(Items from a data source)
=-=-=
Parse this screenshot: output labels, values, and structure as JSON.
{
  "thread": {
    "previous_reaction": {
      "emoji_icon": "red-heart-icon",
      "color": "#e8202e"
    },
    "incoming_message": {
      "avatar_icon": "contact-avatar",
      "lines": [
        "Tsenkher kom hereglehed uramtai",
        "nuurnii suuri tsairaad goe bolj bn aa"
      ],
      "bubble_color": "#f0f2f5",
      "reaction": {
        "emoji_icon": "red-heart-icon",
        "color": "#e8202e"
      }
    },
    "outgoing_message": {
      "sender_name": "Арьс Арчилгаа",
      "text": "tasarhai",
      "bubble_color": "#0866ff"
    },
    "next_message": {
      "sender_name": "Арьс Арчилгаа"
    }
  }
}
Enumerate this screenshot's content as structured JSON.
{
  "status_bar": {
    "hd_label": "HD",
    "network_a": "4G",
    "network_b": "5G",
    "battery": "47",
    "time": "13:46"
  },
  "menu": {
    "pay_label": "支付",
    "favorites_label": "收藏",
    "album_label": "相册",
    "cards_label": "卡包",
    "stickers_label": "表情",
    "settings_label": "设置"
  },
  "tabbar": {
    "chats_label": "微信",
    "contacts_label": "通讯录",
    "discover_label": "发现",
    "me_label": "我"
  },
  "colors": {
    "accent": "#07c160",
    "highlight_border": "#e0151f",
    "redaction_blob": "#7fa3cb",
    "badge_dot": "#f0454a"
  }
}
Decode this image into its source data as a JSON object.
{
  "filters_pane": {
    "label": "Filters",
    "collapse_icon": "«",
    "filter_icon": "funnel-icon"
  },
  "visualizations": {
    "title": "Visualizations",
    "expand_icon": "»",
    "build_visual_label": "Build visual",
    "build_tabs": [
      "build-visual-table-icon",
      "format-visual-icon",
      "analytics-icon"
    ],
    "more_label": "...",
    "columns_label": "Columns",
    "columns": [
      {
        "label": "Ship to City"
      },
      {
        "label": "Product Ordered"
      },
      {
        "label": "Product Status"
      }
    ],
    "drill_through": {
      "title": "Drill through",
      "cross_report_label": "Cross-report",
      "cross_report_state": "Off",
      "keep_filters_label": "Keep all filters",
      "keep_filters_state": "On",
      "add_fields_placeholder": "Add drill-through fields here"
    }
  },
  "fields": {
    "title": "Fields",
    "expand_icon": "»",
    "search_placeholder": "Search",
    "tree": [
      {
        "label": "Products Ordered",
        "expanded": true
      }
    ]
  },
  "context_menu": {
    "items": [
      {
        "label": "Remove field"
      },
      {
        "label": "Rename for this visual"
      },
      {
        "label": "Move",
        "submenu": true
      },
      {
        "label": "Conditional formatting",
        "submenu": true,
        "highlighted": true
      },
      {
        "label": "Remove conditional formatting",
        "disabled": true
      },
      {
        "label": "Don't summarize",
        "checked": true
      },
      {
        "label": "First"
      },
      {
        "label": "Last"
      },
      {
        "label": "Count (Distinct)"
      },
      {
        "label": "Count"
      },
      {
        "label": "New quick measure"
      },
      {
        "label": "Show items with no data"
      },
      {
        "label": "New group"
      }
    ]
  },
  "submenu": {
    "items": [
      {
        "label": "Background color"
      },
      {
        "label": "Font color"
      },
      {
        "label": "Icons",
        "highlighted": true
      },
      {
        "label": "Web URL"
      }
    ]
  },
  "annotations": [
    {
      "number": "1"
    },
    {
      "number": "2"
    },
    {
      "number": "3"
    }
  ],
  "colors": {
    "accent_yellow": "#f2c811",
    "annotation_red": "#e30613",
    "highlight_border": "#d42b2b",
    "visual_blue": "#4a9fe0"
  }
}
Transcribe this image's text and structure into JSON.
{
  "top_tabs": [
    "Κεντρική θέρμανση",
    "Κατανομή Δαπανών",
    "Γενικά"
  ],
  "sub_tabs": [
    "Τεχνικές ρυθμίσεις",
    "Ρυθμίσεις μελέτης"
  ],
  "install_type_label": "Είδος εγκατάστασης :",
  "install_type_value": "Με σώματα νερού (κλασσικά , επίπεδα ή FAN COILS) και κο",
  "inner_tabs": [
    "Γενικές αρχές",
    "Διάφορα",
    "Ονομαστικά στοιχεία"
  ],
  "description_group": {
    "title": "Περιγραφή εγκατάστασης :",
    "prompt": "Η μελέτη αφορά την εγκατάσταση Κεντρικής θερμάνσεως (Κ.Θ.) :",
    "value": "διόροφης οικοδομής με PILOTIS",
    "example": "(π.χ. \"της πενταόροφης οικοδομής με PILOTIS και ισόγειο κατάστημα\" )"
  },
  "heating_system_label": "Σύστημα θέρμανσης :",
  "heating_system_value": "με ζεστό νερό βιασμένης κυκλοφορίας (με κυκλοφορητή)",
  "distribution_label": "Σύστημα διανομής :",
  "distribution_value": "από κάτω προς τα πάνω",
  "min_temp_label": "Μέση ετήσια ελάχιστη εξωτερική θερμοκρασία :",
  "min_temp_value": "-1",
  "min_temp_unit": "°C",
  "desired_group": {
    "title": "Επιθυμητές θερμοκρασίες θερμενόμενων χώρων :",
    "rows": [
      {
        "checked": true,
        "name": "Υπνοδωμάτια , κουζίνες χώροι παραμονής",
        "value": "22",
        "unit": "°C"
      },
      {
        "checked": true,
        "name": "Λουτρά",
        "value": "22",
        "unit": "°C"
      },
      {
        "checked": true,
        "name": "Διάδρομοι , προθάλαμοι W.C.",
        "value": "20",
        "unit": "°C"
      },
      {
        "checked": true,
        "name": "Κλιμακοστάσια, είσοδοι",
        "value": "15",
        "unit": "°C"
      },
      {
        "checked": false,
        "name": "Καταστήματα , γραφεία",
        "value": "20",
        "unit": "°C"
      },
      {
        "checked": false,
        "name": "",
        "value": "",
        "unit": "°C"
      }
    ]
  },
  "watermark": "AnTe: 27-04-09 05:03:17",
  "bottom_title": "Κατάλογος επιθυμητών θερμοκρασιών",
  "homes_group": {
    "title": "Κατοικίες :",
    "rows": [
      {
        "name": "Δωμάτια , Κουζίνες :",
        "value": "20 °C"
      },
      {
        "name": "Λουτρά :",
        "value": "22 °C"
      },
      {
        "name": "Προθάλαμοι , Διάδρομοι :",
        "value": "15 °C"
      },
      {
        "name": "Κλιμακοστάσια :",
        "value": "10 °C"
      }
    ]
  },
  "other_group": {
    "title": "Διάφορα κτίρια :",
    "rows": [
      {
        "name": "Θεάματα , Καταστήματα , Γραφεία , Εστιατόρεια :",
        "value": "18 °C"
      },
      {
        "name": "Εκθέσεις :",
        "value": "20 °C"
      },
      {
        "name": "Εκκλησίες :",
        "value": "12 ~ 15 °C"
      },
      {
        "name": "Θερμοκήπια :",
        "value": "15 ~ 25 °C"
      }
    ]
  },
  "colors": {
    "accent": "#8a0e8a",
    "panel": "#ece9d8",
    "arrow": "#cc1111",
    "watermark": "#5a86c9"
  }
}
=-=-=
*JOB*
Which lines hold the string "εγκατάστασης"? List them all.

*TASK ANSWER*
  "install_type_label": "Είδος εγκατάστασης :",
    "title": "Περιγραφή εγκατάστασης :",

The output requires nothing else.